**DATASET**
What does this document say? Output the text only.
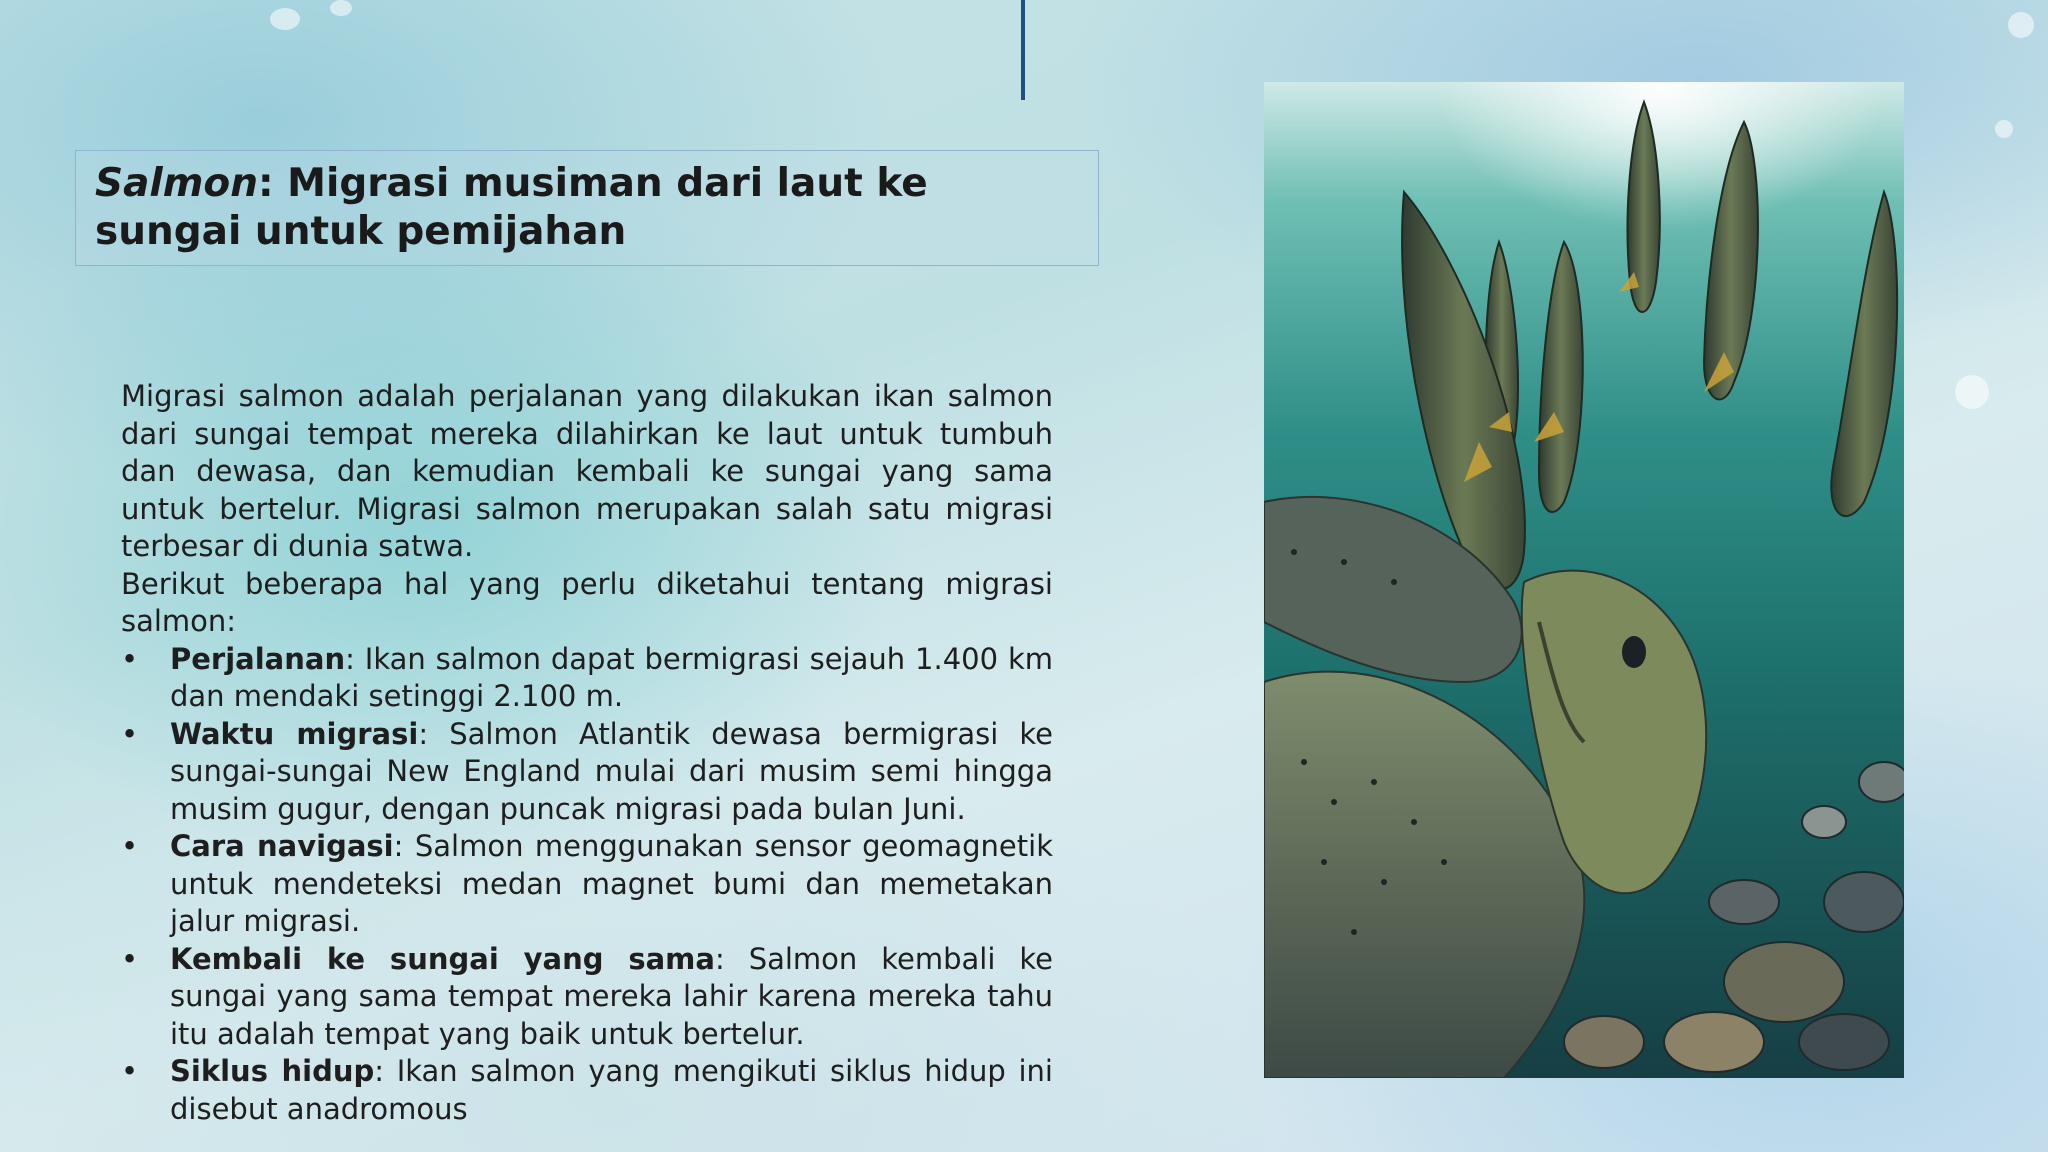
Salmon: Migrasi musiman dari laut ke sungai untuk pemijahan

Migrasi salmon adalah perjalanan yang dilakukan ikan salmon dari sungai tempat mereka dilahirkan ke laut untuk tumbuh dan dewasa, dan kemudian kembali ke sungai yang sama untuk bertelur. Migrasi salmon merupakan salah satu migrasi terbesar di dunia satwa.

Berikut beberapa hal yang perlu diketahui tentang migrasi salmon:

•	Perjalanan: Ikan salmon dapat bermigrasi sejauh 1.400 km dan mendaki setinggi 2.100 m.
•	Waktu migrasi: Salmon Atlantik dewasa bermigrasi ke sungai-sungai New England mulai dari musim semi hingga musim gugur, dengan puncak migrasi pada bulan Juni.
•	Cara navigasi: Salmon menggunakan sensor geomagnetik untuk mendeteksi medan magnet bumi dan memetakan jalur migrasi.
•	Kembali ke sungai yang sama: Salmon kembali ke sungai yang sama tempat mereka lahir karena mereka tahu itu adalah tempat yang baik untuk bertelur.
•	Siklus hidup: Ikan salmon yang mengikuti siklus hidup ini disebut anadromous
* * *
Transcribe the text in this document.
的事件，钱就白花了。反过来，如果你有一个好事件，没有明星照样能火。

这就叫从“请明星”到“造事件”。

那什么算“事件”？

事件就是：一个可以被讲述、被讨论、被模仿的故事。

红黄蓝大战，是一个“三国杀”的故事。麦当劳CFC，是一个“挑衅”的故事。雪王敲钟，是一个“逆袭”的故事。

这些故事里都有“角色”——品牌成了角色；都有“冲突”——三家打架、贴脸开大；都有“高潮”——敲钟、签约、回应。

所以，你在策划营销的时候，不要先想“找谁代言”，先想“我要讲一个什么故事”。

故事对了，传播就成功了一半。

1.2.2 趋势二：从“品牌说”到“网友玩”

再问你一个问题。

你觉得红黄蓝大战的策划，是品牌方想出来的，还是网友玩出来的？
...
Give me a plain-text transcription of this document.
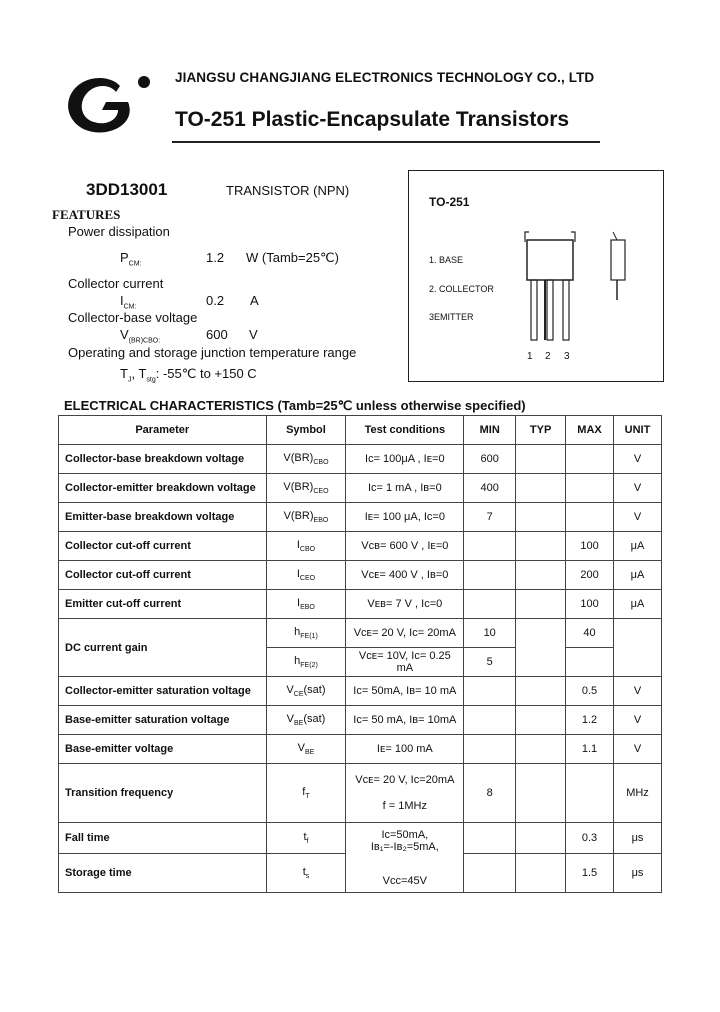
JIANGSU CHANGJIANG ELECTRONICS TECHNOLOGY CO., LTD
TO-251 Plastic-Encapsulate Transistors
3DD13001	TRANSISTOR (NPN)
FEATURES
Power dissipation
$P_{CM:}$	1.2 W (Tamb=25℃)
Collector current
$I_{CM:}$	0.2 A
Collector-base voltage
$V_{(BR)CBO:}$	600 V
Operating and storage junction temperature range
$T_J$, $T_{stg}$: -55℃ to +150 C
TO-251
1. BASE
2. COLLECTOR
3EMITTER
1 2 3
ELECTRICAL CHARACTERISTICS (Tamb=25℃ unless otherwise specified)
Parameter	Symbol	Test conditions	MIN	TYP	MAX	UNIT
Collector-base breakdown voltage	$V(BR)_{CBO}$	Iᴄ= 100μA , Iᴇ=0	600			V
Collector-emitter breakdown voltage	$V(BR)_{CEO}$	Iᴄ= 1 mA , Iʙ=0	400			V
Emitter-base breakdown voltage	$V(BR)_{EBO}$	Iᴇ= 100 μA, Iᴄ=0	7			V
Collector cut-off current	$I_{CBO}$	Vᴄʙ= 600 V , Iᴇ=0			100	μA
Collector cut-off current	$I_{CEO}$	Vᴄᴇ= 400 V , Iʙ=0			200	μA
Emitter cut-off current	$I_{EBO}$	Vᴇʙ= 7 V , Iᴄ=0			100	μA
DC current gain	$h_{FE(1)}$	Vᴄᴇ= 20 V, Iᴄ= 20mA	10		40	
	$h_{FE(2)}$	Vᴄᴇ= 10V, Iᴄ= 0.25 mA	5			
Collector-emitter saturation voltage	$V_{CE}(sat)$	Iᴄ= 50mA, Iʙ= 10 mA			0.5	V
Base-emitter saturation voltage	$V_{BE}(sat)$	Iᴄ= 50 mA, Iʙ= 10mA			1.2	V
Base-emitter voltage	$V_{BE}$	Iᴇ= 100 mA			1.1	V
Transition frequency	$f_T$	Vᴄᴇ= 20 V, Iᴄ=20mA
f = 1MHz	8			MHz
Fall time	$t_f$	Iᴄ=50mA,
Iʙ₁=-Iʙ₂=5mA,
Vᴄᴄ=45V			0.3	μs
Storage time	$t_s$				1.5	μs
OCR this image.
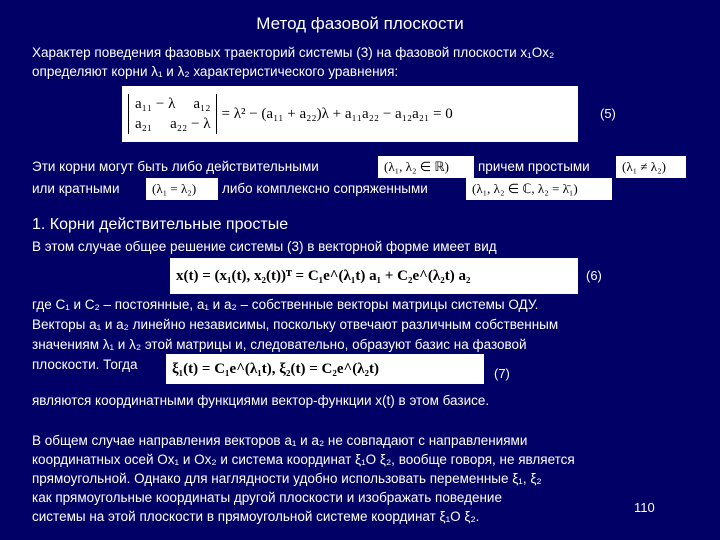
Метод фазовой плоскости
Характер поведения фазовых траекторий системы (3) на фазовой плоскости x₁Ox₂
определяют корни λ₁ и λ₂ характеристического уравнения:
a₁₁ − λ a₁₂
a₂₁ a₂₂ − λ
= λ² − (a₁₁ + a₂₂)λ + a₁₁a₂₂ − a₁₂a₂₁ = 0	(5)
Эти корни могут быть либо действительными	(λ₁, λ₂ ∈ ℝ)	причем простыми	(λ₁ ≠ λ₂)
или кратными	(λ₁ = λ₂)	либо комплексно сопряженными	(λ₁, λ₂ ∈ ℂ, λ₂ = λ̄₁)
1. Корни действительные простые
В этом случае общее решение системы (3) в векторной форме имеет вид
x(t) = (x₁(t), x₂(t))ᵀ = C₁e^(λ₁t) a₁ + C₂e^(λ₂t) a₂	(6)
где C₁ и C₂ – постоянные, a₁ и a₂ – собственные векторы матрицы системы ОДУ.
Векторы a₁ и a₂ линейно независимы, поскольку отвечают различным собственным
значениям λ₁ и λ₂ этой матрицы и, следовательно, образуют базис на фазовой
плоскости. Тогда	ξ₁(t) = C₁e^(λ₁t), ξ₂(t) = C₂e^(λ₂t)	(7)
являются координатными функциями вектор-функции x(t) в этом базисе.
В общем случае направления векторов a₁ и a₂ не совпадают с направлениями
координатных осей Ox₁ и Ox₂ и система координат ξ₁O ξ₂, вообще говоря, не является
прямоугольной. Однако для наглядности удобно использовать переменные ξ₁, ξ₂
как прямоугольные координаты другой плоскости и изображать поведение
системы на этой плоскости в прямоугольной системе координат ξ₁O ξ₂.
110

**GIVEN TASK**
Collect every line from the records above that contains the word "Tamb".

**RIGHT ANSWER**
$P_{CM:}$	1.2 W (Tamb=25℃)
ELECTRICAL CHARACTERISTICS (Tamb=25℃ unless otherwise specified)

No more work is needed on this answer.